Items from a data source

● ● ●

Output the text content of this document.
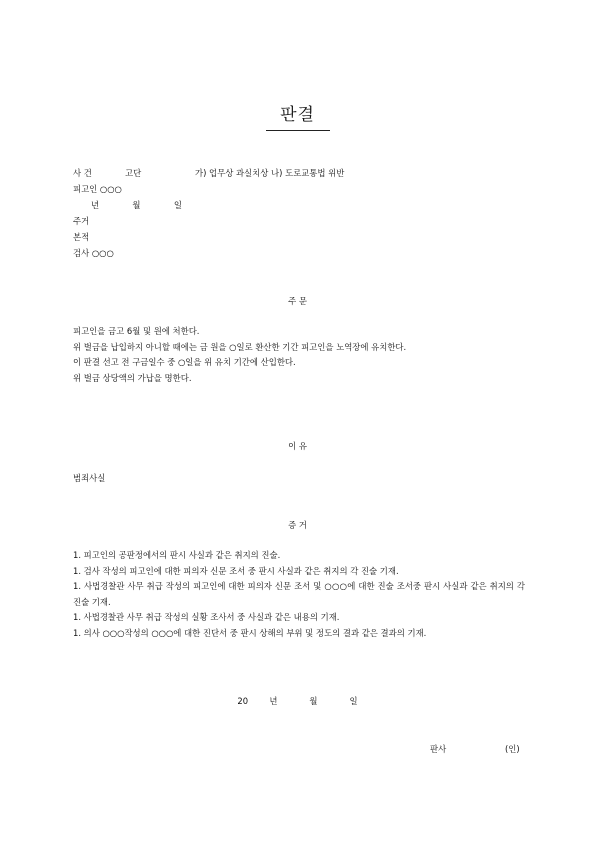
판결
사 건	고단	가) 업무상 과실치상 나) 도로교통법 위반
피고인 ○○○
년  월  일
주거
본적
검사 ○○○
주 문

피고인을 금고 6월 및 원에 처한다.

위 벌금을 납입하지 아니할 때에는 금 원을 ○일로 환산한 기간 피고인을 노역장에 유치한다.

이 판결 선고 전 구금일수 중 ○일을 위 유치 기간에 산입한다.

위 벌금 상당액의 가납을 명한다.

이 유
범죄사실
증 거

1. 피고인의 공판정에서의 판시 사실과 같은 취지의 진술.

1. 검사 작성의 피고인에 대한 피의자 신문 조서 중 판시 사실과 같은 취지의 각 진술 기재.

1. 사법경찰관 사무 취급 작성의 피고인에 대한 피의자 신문 조서 및 ○○○에 대한 진술 조서중 판시 사실과 같은 취지의 각 진술 기재.

1. 사법경찰관 사무 취급 작성의 실황 조사서 중 사실과 같은 내용의 기재.

1. 의사 ○○○작성의 ○○○에 대한 진단서 중 판시 상해의 부위 및 정도의 결과 같은 결과의 기재.

20  년   월   일
판사	(인)
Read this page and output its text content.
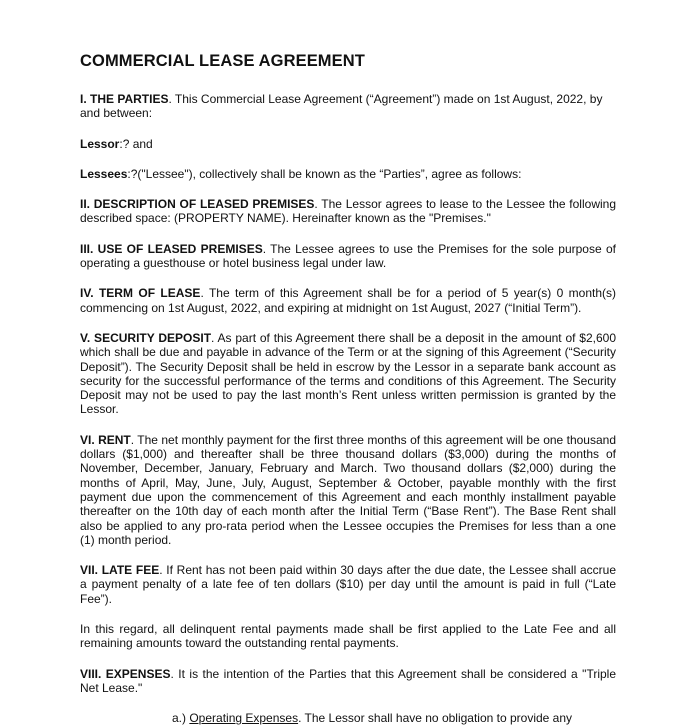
COMMERCIAL LEASE AGREEMENT

I. THE PARTIES. This Commercial Lease Agreement (“Agreement”) made on 1st August, 2022, by and between:

Lessor:? and

Lessees:?("Lessee"), collectively shall be known as the “Parties”, agree as follows:

II. DESCRIPTION OF LEASED PREMISES. The Lessor agrees to lease to the Lessee the following described space: (PROPERTY NAME). Hereinafter known as the "Premises."

III. USE OF LEASED PREMISES. The Lessee agrees to use the Premises for the sole purpose of operating a guesthouse or hotel business legal under law.

IV. TERM OF LEASE. The term of this Agreement shall be for a period of 5 year(s) 0 month(s) commencing on 1st August, 2022, and expiring at midnight on 1st August, 2027 (“Initial Term”).

V. SECURITY DEPOSIT. As part of this Agreement there shall be a deposit in the amount of $2,600 which shall be due and payable in advance of the Term or at the signing of this Agreement (“Security Deposit”). The Security Deposit shall be held in escrow by the Lessor in a separate bank account as security for the successful performance of the terms and conditions of this Agreement. The Security Deposit may not be used to pay the last month’s Rent unless written permission is granted by the Lessor.

VI. RENT. The net monthly payment for the first three months of this agreement will be one thousand dollars ($1,000) and thereafter shall be three thousand dollars ($3,000) during the months of November, December, January, February and March. Two thousand dollars ($2,000) during the months of April, May, June, July, August, September & October, payable monthly with the first payment due upon the commencement of this Agreement and each monthly installment payable thereafter on the 10th day of each month after the Initial Term (“Base Rent”). The Base Rent shall also be applied to any pro-rata period when the Lessee occupies the Premises for less than a one (1) month period.

VII. LATE FEE. If Rent has not been paid within 30 days after the due date, the Lessee shall accrue a payment penalty of a late fee of ten dollars ($10) per day until the amount is paid in full (“Late Fee”).

In this regard, all delinquent rental payments made shall be first applied to the Late Fee and all remaining amounts toward the outstanding rental payments.

VIII. EXPENSES. It is the intention of the Parties that this Agreement shall be considered a "Triple Net Lease."

a.) Operating Expenses. The Lessor shall have no obligation to provide any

● ● ●

▶ **Requirement**
Copy the whole listing above word for word but do not carry over the pictures.

▶ **Exercise response**
Output the text content of this document.
판결
사 건	고단	가) 업무상 과실치상 나) 도로교통법 위반
피고인 ○○○
년  월  일
주거
본적
검사 ○○○
주 문

피고인을 금고 6월 및 원에 처한다.

위 벌금을 납입하지 아니할 때에는 금 원을 ○일로 환산한 기간 피고인을 노역장에 유치한다.

이 판결 선고 전 구금일수 중 ○일을 위 유치 기간에 산입한다.

위 벌금 상당액의 가납을 명한다.

이 유
범죄사실
증 거

1. 피고인의 공판정에서의 판시 사실과 같은 취지의 진술.

1. 검사 작성의 피고인에 대한 피의자 신문 조서 중 판시 사실과 같은 취지의 각 진술 기재.

1. 사법경찰관 사무 취급 작성의 피고인에 대한 피의자 신문 조서 및 ○○○에 대한 진술 조서중 판시 사실과 같은 취지의 각 진술 기재.

1. 사법경찰관 사무 취급 작성의 실황 조사서 중 사실과 같은 내용의 기재.

1. 의사 ○○○작성의 ○○○에 대한 진단서 중 판시 상해의 부위 및 정도의 결과 같은 결과의 기재.

20  년   월   일
판사	(인)
Read this page and output its text content.
COMMERCIAL LEASE AGREEMENT

I. THE PARTIES. This Commercial Lease Agreement (“Agreement”) made on 1st August, 2022, by and between:

Lessor:? and

Lessees:?("Lessee"), collectively shall be known as the “Parties”, agree as follows:

II. DESCRIPTION OF LEASED PREMISES. The Lessor agrees to lease to the Lessee the following described space: (PROPERTY NAME). Hereinafter known as the "Premises."

III. USE OF LEASED PREMISES. The Lessee agrees to use the Premises for the sole purpose of operating a guesthouse or hotel business legal under law.

IV. TERM OF LEASE. The term of this Agreement shall be for a period of 5 year(s) 0 month(s) commencing on 1st August, 2022, and expiring at midnight on 1st August, 2027 (“Initial Term”).

V. SECURITY DEPOSIT. As part of this Agreement there shall be a deposit in the amount of $2,600 which shall be due and payable in advance of the Term or at the signing of this Agreement (“Security Deposit”). The Security Deposit shall be held in escrow by the Lessor in a separate bank account as security for the successful performance of the terms and conditions of this Agreement. The Security Deposit may not be used to pay the last month’s Rent unless written permission is granted by the Lessor.

VI. RENT. The net monthly payment for the first three months of this agreement will be one thousand dollars ($1,000) and thereafter shall be three thousand dollars ($3,000) during the months of November, December, January, February and March. Two thousand dollars ($2,000) during the months of April, May, June, July, August, September & October, payable monthly with the first payment due upon the commencement of this Agreement and each monthly installment payable thereafter on the 10th day of each month after the Initial Term (“Base Rent”). The Base Rent shall also be applied to any pro-rata period when the Lessee occupies the Premises for less than a one (1) month period.

VII. LATE FEE. If Rent has not been paid within 30 days after the due date, the Lessee shall accrue a payment penalty of a late fee of ten dollars ($10) per day until the amount is paid in full (“Late Fee”).

In this regard, all delinquent rental payments made shall be first applied to the Late Fee and all remaining amounts toward the outstanding rental payments.

VIII. EXPENSES. It is the intention of the Parties that this Agreement shall be considered a "Triple Net Lease."

a.) Operating Expenses. The Lessor shall have no obligation to provide any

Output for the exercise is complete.